> _EXERCISE GOAL_:
Answer these questions from the text on the Msty and Anything LLM chatbots:
1. Which embedding model is preset in Msty?
2. Which AI language model is recommended to start with in Anything LLM?
3. What final click starts the embedding process in Anything LLM?

We tested both tools with their preset AI models for embedding. For Msty this is “Mixed Bread Embed Large,” for Anything LLM it’s “All Mini LM L6 v2.”
Although Msty requires considerably more time for embedding, it may be worth choosing this tool. It offers good user guidance and provides exact source information when citing. We recommend Msty for fast computers.
Further reading: Does your next laptop really need to be an AI PC?
If you don’t have this, you should first try Anything LLM and check whether you can achieve satisfactory results with this chatbot. The decisive factor is the AI language model in the chatbot anyway. And both tools offer the same range of AI language models.
By the way: Both Anything LLM and Msty allow you to select alternative embedding models. In some cases, however, the configuration becomes more complicated. You can also select online embedding models, for example from Open AI.
You don’t have to worry about accidentally selecting an online embedding model. This is because you need an API key to be able to use it.
Anything LLM: Simple and fast
Install the Anything LLM chatbot. Microsoft Defender Smartscreen may display a warning that the installation file is not secure. You can ignore this by clicking on “Run anyway.”
After installation, select an AI language model in Anything LLM. We recommend Gemma 2 2B to start with. You can replace the selected model with a different one at any time later (see “Change AI language model” below).
Now create an area in the configuration wizard or later by clicking on “New workspace” in which you can import your own documents. Give the workspace a name of your choice and then click on “Save.”
The new workspace now appears in the left bar of Anything LLM. Click on the icon to the left of the cogwheel symbol to import your document for the AI. In the new window, click on “Click to upload or drag & drop” and select your documents.
After a few seconds, they will appear in the list above the button. Click on your document again and select “Move to Workspace,” which will move the documents to the right.
A final click on “Save and Embed” starts the embedding process, which may take some time depending on the size of the documents and the speed of your PC.
Tip: Don’t try to read the last 30 years of PCWorld as a PDF right away. Start with a simple text document and see how long it takes your PC. This way you can quickly assess whether a more extensive scan is worthwhile.
Once the process is complete, close the window and ask the chatbot your first question. In order for the chatbot to take your documents into account, you must select the workspace you have created on the left and then enter your question in the main window at the bottom under “Send a message.”

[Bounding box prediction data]
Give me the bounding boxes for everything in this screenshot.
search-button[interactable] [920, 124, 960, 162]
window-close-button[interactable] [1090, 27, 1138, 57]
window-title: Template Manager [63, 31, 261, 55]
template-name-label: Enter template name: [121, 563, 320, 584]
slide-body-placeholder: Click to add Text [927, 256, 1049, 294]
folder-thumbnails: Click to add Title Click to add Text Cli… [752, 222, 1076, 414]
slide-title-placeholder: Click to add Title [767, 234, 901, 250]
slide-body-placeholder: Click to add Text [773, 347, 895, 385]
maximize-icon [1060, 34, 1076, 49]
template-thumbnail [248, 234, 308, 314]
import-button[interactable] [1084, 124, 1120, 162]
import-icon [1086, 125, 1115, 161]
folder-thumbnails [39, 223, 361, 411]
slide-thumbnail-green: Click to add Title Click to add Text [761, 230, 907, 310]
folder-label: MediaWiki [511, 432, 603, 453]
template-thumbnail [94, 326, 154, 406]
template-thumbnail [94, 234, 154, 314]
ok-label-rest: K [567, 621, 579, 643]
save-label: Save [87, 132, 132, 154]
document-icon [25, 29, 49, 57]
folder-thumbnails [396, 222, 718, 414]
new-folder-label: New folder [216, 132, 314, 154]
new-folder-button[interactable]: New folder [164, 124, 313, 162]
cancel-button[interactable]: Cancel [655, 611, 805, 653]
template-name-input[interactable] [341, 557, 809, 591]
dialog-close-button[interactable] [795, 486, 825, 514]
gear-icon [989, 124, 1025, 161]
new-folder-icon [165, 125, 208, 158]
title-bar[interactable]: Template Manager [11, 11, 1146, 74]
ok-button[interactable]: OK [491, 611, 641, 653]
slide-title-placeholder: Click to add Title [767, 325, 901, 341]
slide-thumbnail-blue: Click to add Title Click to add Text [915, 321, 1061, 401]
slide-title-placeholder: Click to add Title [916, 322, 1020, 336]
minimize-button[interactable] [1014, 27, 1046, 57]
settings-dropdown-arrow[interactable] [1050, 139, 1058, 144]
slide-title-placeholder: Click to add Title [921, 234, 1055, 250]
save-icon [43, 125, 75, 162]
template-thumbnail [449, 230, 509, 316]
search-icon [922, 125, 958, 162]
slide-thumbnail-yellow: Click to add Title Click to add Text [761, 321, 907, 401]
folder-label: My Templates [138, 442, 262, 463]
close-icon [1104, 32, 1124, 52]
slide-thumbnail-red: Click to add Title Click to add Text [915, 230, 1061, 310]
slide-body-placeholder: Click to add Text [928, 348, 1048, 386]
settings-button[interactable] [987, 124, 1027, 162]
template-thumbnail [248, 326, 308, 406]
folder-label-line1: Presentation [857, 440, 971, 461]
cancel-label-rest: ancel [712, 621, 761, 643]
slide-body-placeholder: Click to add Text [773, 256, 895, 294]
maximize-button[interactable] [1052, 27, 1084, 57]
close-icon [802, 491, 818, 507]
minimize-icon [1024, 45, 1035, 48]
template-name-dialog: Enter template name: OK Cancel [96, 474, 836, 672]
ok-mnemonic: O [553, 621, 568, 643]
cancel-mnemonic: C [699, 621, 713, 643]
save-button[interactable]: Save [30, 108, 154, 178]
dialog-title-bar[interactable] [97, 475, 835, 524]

> _RESPONSE FOR THIS EXERCISE_:
1. Mixed Bread Embed Large
2. Gemma 2 2B
3. "Save and Embed"